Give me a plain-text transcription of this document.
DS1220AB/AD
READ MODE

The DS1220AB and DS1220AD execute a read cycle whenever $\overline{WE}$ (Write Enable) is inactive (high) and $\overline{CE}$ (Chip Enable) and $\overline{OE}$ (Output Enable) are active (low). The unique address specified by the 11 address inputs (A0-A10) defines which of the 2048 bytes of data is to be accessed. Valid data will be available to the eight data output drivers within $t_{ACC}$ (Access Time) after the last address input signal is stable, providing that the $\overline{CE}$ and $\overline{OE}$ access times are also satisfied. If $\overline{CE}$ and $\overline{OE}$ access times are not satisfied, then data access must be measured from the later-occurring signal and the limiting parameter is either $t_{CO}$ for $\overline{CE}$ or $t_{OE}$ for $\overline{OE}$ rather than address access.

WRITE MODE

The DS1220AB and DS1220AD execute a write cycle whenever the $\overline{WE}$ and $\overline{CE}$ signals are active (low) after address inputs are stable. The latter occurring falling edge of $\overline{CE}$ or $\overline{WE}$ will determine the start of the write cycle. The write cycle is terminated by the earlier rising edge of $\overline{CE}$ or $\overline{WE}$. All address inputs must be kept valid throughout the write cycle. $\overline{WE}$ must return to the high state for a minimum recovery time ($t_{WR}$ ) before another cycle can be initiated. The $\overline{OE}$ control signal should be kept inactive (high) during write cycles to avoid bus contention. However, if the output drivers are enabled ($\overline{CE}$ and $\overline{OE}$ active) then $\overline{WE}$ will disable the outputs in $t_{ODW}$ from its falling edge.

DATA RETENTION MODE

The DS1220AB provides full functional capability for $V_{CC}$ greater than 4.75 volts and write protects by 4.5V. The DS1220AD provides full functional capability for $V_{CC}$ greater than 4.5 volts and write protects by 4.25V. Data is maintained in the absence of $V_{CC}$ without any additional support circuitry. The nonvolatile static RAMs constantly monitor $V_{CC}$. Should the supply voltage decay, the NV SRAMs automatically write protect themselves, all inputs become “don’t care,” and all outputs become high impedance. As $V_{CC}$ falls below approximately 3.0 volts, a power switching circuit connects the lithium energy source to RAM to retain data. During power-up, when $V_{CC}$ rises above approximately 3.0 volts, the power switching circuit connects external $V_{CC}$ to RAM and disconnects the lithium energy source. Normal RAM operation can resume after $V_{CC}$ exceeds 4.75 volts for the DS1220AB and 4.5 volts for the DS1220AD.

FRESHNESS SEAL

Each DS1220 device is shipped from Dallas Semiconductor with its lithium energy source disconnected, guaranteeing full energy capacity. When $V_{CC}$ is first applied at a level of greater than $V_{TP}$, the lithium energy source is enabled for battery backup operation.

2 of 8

────────

Given problem: Copy, from the material, each line that holds the string "MODE".

Answer for this exercise:
READ MODE
WRITE MODE
DATA RETENTION MODE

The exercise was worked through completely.